— start Input rows —
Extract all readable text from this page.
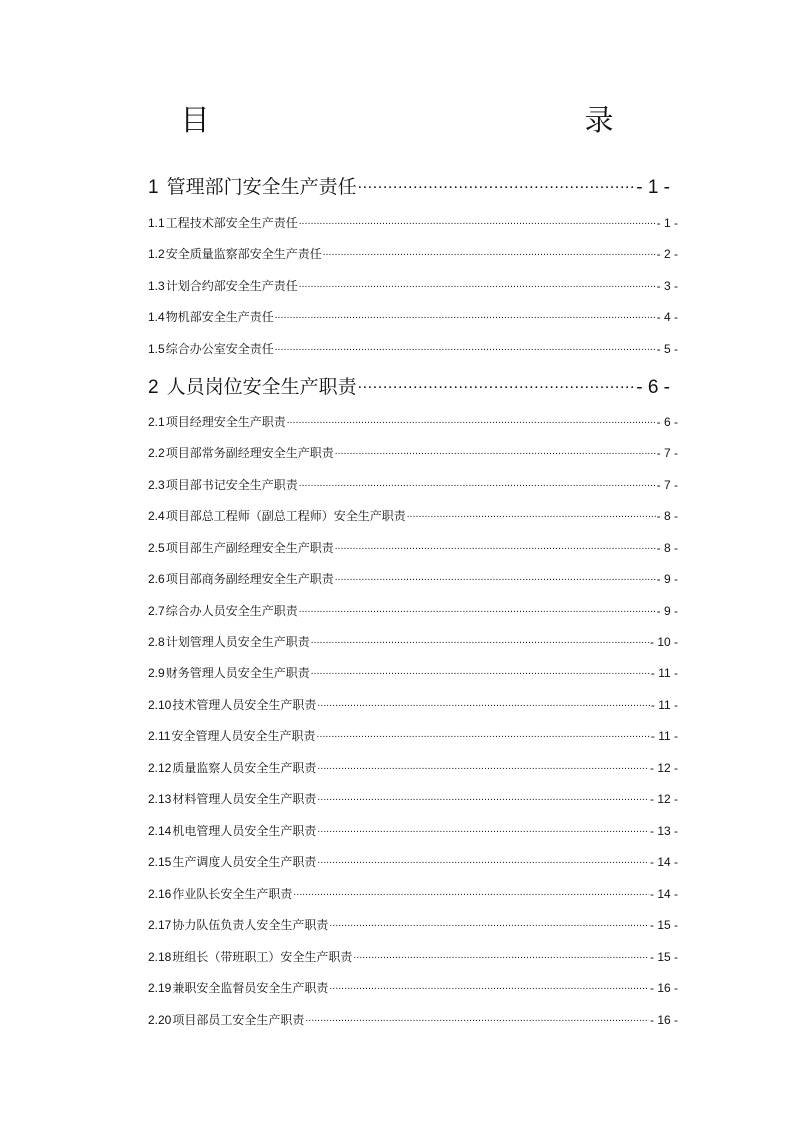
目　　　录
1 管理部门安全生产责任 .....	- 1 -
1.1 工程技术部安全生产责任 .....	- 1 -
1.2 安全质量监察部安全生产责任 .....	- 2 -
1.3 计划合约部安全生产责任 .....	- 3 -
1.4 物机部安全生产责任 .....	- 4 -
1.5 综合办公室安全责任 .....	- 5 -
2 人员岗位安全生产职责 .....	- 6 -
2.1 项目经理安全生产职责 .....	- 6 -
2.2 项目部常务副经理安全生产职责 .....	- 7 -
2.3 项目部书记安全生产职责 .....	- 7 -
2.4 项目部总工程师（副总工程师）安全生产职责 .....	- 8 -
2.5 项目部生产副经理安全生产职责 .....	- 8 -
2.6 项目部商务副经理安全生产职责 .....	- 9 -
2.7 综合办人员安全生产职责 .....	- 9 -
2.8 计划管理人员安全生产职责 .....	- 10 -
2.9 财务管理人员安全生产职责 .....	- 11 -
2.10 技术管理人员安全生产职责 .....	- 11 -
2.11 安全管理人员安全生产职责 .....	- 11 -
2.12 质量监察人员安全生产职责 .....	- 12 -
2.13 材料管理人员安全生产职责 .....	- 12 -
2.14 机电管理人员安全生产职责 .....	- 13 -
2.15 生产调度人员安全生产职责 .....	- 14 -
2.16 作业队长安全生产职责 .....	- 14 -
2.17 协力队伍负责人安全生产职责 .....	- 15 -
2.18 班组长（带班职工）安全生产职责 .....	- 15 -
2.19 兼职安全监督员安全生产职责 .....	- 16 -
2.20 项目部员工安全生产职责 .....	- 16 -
— end Input rows —
Exercise brief: Reproduce every entry word for word, but omit the pictures.

The result:
Extract all readable text from this page.
目　　　录
1 管理部门安全生产责任 .....	- 1 -
1.1 工程技术部安全生产责任 .....	- 1 -
1.2 安全质量监察部安全生产责任 .....	- 2 -
1.3 计划合约部安全生产责任 .....	- 3 -
1.4 物机部安全生产责任 .....	- 4 -
1.5 综合办公室安全责任 .....	- 5 -
2 人员岗位安全生产职责 .....	- 6 -
2.1 项目经理安全生产职责 .....	- 6 -
2.2 项目部常务副经理安全生产职责 .....	- 7 -
2.3 项目部书记安全生产职责 .....	- 7 -
2.4 项目部总工程师（副总工程师）安全生产职责 .....	- 8 -
2.5 项目部生产副经理安全生产职责 .....	- 8 -
2.6 项目部商务副经理安全生产职责 .....	- 9 -
2.7 综合办人员安全生产职责 .....	- 9 -
2.8 计划管理人员安全生产职责 .....	- 10 -
2.9 财务管理人员安全生产职责 .....	- 11 -
2.10 技术管理人员安全生产职责 .....	- 11 -
2.11 安全管理人员安全生产职责 .....	- 11 -
2.12 质量监察人员安全生产职责 .....	- 12 -
2.13 材料管理人员安全生产职责 .....	- 12 -
2.14 机电管理人员安全生产职责 .....	- 13 -
2.15 生产调度人员安全生产职责 .....	- 14 -
2.16 作业队长安全生产职责 .....	- 14 -
2.17 协力队伍负责人安全生产职责 .....	- 15 -
2.18 班组长（带班职工）安全生产职责 .....	- 15 -
2.19 兼职安全监督员安全生产职责 .....	- 16 -
2.20 项目部员工安全生产职责 .....	- 16 -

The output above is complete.